* [Stated task] Copy all lines that contain the word "marker".

Start Dataset records

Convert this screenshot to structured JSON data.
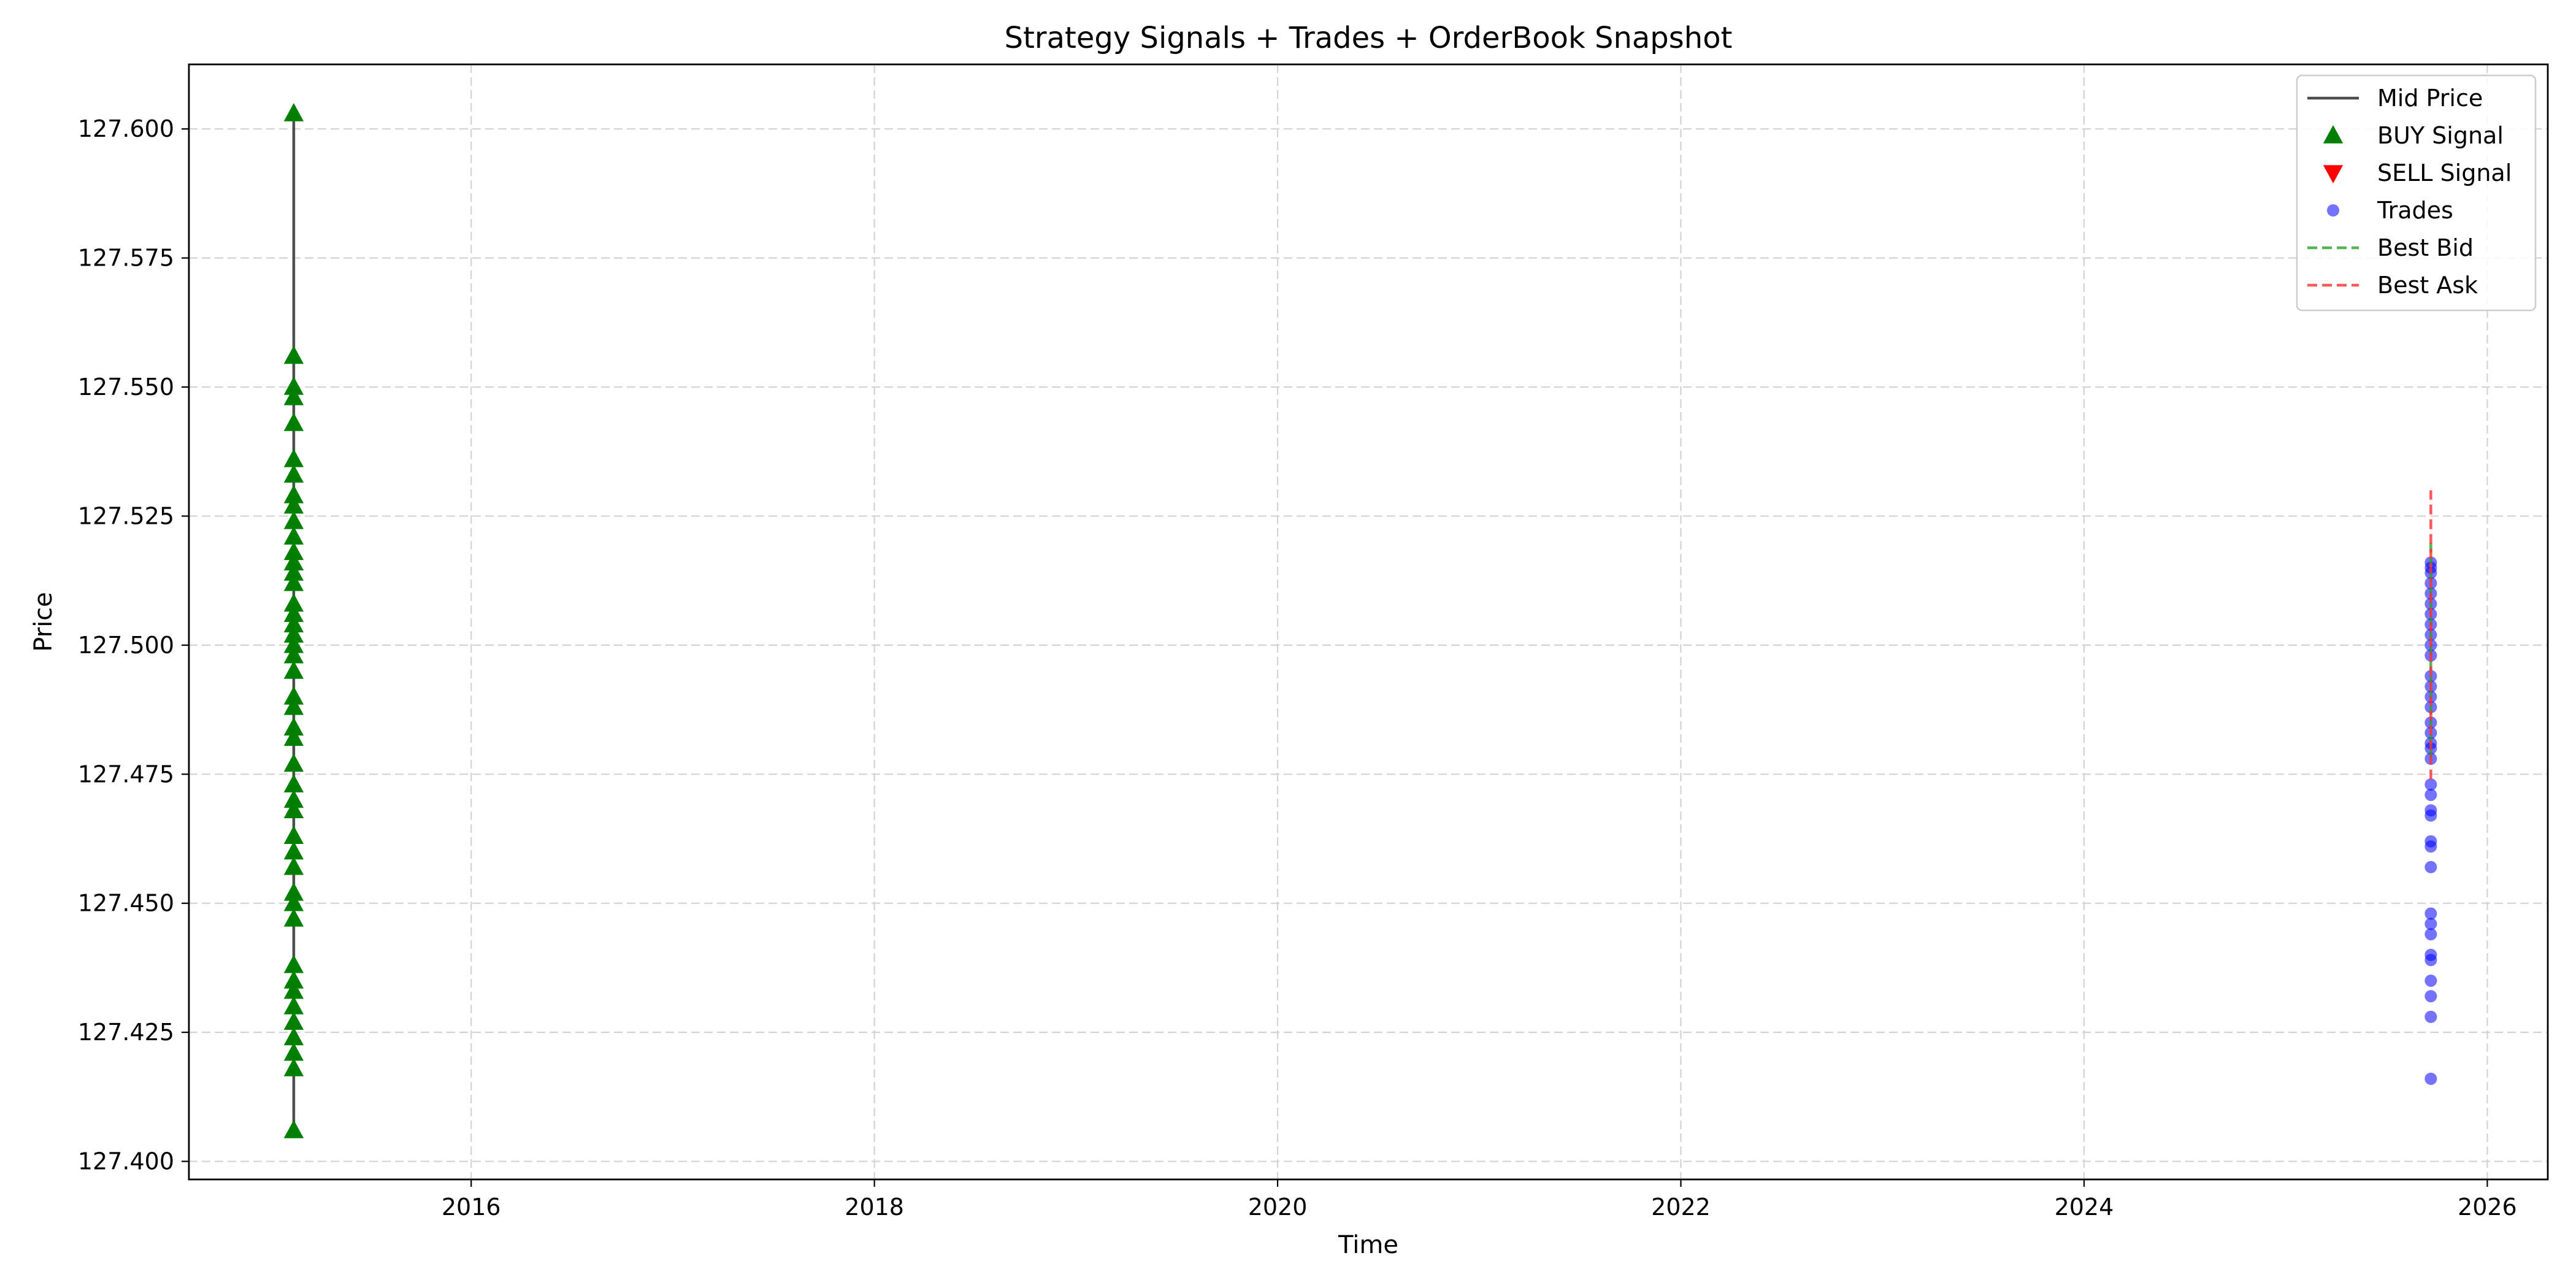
{
  "chart_data": {
    "type": "scatter",
    "title": "Strategy Signals + Trades + OrderBook Snapshot",
    "xlabel": "Time",
    "ylabel": "Price",
    "xlim": [
      2014.6,
      2026.3
    ],
    "ylim": [
      127.3965,
      127.6125
    ],
    "x_ticks": [
      2016,
      2018,
      2020,
      2022,
      2024,
      2026
    ],
    "x_tick_labels": [
      "2016",
      "2018",
      "2020",
      "2022",
      "2024",
      "2026"
    ],
    "y_ticks": [
      127.4,
      127.425,
      127.45,
      127.475,
      127.5,
      127.525,
      127.55,
      127.575,
      127.6
    ],
    "y_tick_labels": [
      "127.400",
      "127.425",
      "127.450",
      "127.475",
      "127.500",
      "127.525",
      "127.550",
      "127.575",
      "127.600"
    ],
    "grid": true,
    "legend_position": "top-right",
    "legend": [
      "Mid Price",
      "BUY Signal",
      "SELL Signal",
      "Trades",
      "Best Bid",
      "Best Ask"
    ],
    "colors": {
      "mid_price": "#4d4d4d",
      "buy": "#007f00",
      "sell": "#ff0000",
      "trades": "#0000ff",
      "best_bid": "#2ca02c",
      "best_ask": "#ff3030",
      "grid": "#d3d3d3"
    },
    "series": [
      {
        "name": "Mid Price",
        "kind": "line",
        "x": [
          2015.12,
          2015.12
        ],
        "y": [
          127.406,
          127.603
        ]
      },
      {
        "name": "BUY Signal",
        "kind": "marker-up",
        "x": 2015.12,
        "y": [
          127.603,
          127.556,
          127.55,
          127.548,
          127.543,
          127.536,
          127.533,
          127.529,
          127.527,
          127.524,
          127.521,
          127.518,
          127.516,
          127.514,
          127.512,
          127.508,
          127.506,
          127.504,
          127.502,
          127.5,
          127.498,
          127.495,
          127.49,
          127.488,
          127.484,
          127.482,
          127.477,
          127.473,
          127.47,
          127.468,
          127.463,
          127.46,
          127.457,
          127.452,
          127.45,
          127.447,
          127.438,
          127.435,
          127.433,
          127.43,
          127.427,
          127.424,
          127.421,
          127.418,
          127.406
        ]
      },
      {
        "name": "SELL Signal",
        "kind": "marker-down",
        "x": [],
        "y": []
      },
      {
        "name": "Trades",
        "kind": "marker-dot",
        "x": 2025.72,
        "y": [
          127.516,
          127.515,
          127.514,
          127.512,
          127.51,
          127.508,
          127.506,
          127.504,
          127.502,
          127.5,
          127.498,
          127.494,
          127.492,
          127.49,
          127.488,
          127.485,
          127.483,
          127.481,
          127.48,
          127.478,
          127.473,
          127.471,
          127.468,
          127.467,
          127.462,
          127.461,
          127.457,
          127.448,
          127.446,
          127.444,
          127.44,
          127.439,
          127.435,
          127.432,
          127.428,
          127.416
        ]
      },
      {
        "name": "Best Bid",
        "kind": "dashed-line",
        "x": [
          2025.72,
          2025.72
        ],
        "y": [
          127.478,
          127.52
        ]
      },
      {
        "name": "Best Ask",
        "kind": "dashed-line",
        "x": [
          2025.72,
          2025.72
        ],
        "y": [
          127.474,
          127.53
        ]
      }
    ]
  }
}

End Dataset records

* [Complete answer]
        "kind": "marker-up",
        "kind": "marker-down",
        "kind": "marker-dot",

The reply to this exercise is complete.